**Written instruction:** Please report every line from the material that contains the word "ADPCM".
::::::::::
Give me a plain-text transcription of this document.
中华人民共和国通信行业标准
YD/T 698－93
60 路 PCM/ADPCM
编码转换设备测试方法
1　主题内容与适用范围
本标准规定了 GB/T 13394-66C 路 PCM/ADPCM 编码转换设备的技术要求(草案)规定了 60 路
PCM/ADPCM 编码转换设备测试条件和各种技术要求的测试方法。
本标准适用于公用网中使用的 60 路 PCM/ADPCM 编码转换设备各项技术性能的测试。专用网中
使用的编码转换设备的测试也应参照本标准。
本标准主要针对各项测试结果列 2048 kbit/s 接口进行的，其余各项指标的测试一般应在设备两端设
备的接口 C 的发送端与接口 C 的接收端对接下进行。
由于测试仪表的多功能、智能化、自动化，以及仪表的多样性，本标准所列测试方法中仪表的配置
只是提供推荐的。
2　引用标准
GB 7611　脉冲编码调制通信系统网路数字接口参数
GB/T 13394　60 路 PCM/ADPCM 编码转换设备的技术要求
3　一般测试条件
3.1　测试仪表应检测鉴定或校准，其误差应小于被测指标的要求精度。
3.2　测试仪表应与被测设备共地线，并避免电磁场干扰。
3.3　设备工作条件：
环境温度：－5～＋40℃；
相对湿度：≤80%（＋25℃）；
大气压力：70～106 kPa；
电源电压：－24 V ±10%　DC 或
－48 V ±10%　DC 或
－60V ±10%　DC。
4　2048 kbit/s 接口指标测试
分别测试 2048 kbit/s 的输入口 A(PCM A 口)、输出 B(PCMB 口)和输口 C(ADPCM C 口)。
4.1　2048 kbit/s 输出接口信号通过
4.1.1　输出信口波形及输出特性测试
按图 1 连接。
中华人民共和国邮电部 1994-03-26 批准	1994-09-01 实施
::::::::::
**Task response:**
60 路 PCM/ADPCM
本标准规定了 GB/T 13394-66C 路 PCM/ADPCM 编码转换设备的技术要求(草案)规定了 60 路
PCM/ADPCM 编码转换设备测试条件和各种技术要求的测试方法。
本标准适用于公用网中使用的 60 路 PCM/ADPCM 编码转换设备各项技术性能的测试。专用网中
GB/T 13394　60 路 PCM/ADPCM 编码转换设备的技术要求
分别测试 2048 kbit/s 的输入口 A(PCM A 口)、输出 B(PCMB 口)和输口 C(ADPCM C 口)。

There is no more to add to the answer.